_Objective_
Locate the string "placeholder" in the records below. Copy every line where it occurs.
## start Supplied entries
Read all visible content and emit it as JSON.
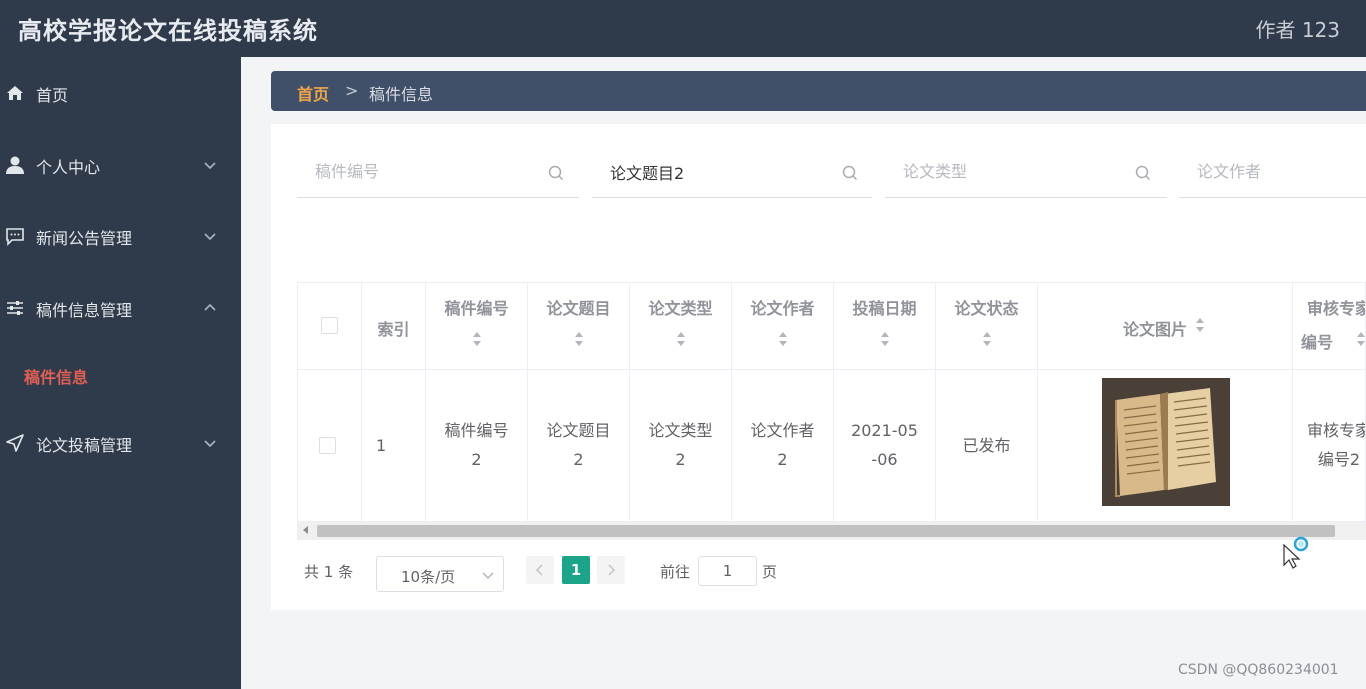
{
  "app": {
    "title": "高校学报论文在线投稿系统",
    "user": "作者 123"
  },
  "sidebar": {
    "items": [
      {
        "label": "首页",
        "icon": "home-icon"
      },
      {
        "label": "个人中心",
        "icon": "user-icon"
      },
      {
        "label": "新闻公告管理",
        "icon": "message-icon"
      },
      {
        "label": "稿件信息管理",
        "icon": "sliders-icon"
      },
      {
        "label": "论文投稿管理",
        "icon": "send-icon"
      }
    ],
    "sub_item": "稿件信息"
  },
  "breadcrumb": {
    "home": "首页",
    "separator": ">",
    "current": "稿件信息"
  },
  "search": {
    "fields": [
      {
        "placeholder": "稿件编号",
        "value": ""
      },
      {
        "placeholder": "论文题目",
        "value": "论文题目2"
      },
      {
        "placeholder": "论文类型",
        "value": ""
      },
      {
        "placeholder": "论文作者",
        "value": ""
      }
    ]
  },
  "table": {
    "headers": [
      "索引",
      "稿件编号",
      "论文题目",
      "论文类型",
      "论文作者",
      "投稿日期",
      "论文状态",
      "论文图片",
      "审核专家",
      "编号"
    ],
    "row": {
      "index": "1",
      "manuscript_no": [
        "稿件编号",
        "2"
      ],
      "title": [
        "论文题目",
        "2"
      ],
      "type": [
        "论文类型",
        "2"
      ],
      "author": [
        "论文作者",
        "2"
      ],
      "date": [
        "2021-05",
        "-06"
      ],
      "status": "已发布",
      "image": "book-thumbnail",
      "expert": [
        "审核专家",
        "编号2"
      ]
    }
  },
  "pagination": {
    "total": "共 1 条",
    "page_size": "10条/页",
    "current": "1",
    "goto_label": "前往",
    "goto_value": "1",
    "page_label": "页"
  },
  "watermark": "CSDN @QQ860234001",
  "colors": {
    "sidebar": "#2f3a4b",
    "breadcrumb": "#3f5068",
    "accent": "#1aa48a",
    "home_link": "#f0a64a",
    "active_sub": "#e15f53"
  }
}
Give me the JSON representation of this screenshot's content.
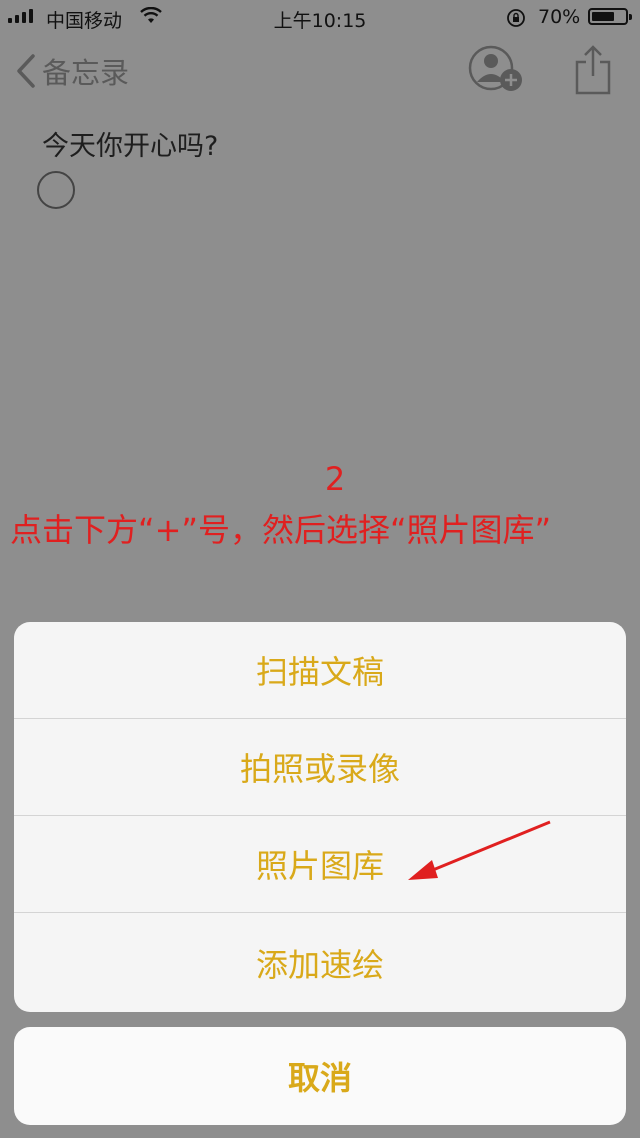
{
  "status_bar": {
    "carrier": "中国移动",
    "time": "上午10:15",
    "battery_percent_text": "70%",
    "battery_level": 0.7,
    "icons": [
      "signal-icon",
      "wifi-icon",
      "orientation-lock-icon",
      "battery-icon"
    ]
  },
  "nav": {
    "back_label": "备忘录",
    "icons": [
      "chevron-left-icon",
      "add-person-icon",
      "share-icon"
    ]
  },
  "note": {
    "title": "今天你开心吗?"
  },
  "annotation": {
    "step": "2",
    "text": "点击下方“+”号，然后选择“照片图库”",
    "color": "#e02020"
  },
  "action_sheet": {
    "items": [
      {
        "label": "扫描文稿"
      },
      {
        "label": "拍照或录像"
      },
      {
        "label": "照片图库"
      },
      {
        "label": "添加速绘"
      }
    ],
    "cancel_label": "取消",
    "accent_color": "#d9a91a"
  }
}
## end Supplied entries
## start Supplied entries
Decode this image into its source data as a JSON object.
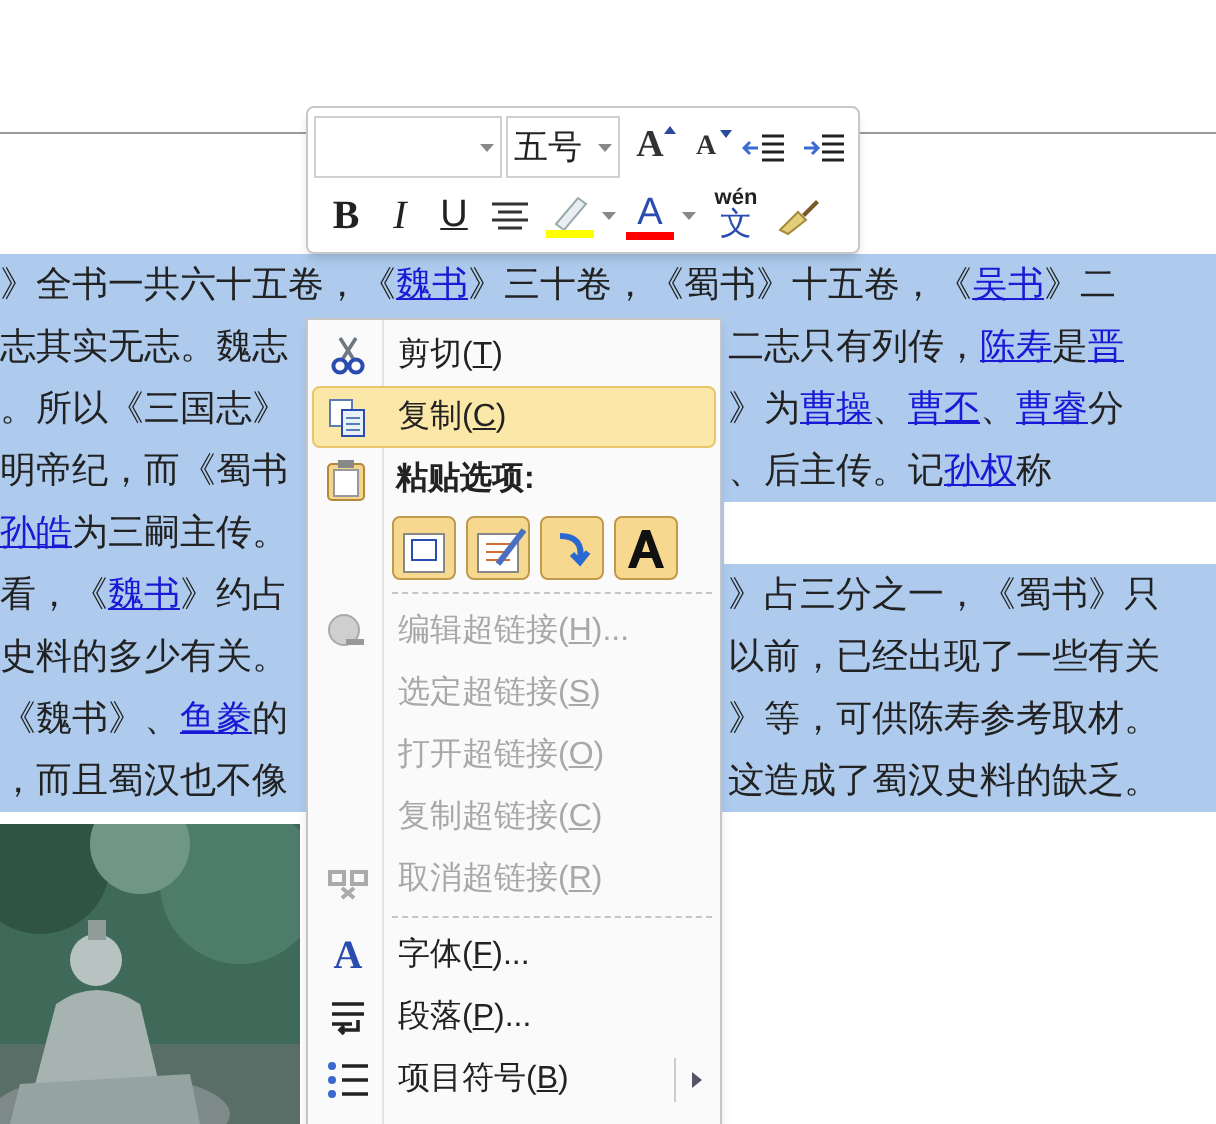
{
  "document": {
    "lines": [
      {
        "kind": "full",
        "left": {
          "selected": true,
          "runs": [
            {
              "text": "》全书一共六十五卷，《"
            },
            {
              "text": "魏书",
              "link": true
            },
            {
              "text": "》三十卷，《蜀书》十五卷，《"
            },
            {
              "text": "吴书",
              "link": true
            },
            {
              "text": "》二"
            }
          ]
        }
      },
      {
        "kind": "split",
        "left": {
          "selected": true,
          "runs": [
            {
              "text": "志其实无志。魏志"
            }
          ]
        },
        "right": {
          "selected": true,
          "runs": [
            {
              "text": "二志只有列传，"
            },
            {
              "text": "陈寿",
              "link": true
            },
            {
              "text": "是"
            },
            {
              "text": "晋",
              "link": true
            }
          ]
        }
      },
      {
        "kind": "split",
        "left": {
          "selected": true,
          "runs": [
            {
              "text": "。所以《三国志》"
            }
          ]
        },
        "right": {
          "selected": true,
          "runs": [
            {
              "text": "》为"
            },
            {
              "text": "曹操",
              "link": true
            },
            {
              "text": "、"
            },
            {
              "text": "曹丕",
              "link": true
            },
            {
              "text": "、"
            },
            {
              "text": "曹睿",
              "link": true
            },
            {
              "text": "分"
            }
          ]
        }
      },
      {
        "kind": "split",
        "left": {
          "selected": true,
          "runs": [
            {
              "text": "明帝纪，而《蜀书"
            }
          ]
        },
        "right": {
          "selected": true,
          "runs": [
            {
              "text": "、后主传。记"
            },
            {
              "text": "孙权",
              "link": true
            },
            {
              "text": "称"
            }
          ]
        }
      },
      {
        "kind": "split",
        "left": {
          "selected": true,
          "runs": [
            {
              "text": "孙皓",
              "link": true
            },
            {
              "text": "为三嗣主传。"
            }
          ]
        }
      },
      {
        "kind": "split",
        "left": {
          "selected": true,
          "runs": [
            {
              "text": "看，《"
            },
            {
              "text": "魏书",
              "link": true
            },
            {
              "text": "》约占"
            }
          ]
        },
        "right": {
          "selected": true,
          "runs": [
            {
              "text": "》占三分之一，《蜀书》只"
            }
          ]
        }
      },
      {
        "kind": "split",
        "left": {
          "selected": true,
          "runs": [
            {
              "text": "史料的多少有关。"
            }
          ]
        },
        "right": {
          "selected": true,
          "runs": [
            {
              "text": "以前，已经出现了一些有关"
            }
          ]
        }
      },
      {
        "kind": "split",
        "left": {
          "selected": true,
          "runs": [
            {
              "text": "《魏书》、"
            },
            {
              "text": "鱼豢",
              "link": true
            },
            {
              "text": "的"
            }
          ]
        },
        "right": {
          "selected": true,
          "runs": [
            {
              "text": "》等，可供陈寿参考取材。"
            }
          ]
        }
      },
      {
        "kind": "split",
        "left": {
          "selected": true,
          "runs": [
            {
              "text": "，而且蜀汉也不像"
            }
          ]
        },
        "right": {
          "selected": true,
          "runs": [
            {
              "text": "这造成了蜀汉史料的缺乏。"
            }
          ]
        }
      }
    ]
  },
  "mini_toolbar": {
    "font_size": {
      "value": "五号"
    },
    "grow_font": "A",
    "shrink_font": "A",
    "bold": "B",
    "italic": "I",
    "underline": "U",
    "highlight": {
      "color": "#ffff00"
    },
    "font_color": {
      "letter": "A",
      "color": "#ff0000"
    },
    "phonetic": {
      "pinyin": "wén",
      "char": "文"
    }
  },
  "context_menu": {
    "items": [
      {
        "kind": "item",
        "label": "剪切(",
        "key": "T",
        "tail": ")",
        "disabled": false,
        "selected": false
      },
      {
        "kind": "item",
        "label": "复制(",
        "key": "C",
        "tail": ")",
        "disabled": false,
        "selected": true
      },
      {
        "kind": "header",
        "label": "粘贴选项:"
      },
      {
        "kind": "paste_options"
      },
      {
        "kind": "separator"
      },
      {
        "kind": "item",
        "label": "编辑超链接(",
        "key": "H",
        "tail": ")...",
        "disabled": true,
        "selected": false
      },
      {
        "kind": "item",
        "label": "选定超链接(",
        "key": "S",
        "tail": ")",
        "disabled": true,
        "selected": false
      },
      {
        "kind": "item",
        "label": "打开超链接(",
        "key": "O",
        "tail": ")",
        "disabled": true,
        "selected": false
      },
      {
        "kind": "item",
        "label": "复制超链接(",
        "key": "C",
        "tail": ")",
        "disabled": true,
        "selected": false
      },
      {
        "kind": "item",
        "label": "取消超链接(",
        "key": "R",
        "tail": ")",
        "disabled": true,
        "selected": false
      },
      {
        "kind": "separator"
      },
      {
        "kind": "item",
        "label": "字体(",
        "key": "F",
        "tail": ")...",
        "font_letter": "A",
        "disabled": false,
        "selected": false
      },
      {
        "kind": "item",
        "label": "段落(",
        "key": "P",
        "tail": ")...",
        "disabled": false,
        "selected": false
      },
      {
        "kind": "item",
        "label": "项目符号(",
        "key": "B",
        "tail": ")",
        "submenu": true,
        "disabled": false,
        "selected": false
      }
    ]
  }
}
## end Supplied entries
## start Supplied entries
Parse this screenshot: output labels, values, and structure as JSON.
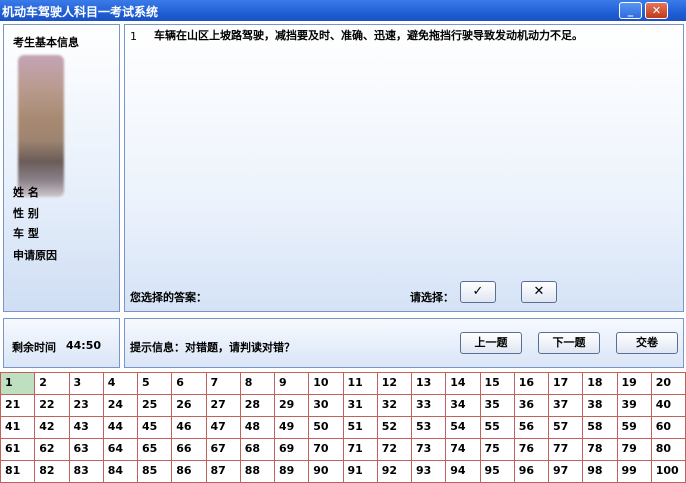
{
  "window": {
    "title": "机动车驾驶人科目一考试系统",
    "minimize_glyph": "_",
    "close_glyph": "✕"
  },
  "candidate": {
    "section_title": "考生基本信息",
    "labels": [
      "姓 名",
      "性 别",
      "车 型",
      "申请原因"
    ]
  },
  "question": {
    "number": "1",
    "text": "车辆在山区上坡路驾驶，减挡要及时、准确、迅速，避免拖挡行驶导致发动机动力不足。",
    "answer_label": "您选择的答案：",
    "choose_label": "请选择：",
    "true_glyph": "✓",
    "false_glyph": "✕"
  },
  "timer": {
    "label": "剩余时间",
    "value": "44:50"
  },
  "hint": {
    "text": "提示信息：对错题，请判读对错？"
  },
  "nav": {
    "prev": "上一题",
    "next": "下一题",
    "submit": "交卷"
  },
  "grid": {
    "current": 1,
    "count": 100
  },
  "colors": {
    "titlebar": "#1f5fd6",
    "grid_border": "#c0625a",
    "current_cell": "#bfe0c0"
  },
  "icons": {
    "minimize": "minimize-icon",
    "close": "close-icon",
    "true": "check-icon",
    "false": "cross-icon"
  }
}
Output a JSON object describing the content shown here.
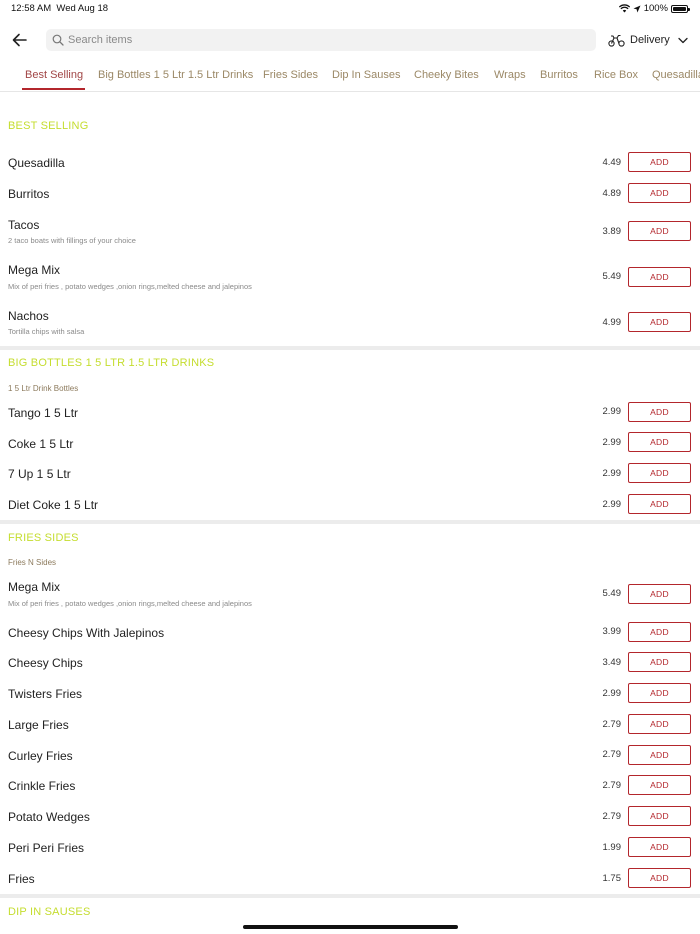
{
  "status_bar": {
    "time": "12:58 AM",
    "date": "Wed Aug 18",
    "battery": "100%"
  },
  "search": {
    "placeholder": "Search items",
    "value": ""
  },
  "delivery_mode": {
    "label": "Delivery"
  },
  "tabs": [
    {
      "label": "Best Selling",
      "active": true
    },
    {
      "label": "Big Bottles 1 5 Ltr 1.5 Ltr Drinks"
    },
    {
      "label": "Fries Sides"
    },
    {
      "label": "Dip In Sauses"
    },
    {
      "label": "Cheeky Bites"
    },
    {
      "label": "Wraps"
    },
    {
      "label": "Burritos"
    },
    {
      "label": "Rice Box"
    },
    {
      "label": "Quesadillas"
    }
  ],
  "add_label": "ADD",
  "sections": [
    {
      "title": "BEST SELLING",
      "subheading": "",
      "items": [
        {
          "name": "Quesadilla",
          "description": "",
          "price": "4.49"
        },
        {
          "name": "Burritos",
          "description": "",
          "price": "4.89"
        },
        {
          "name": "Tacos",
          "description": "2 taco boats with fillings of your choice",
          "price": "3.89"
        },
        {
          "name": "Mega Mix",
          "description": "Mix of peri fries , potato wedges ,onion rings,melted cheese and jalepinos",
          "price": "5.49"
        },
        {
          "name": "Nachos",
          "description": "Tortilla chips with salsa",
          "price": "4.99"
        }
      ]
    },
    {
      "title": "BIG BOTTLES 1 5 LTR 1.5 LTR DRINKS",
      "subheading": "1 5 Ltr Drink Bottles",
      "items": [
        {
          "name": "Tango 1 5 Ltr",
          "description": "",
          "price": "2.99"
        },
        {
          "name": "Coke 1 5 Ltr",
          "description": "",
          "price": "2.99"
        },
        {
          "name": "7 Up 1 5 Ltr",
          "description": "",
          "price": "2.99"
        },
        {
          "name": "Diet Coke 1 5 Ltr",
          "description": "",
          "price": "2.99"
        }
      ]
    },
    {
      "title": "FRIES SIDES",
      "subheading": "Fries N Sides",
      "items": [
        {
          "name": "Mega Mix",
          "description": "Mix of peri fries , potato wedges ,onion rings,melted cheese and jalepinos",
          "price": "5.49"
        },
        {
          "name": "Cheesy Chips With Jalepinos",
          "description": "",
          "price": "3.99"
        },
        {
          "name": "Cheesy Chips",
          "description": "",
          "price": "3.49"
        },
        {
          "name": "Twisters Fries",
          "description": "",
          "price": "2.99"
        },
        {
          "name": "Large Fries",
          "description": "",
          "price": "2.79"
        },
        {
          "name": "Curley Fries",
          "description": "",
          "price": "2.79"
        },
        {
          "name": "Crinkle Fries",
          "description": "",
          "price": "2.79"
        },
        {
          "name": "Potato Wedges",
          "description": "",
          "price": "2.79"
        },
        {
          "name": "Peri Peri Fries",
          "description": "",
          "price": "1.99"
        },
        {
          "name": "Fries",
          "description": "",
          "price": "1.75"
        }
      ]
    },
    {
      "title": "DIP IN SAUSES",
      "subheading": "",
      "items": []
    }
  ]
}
## end Supplied entries
_Worked answer_
        "placeholder": "稿件编号",
        "placeholder": "论文题目",
        "placeholder": "论文类型",
        "placeholder": "论文作者",
    "placeholder": "Search items",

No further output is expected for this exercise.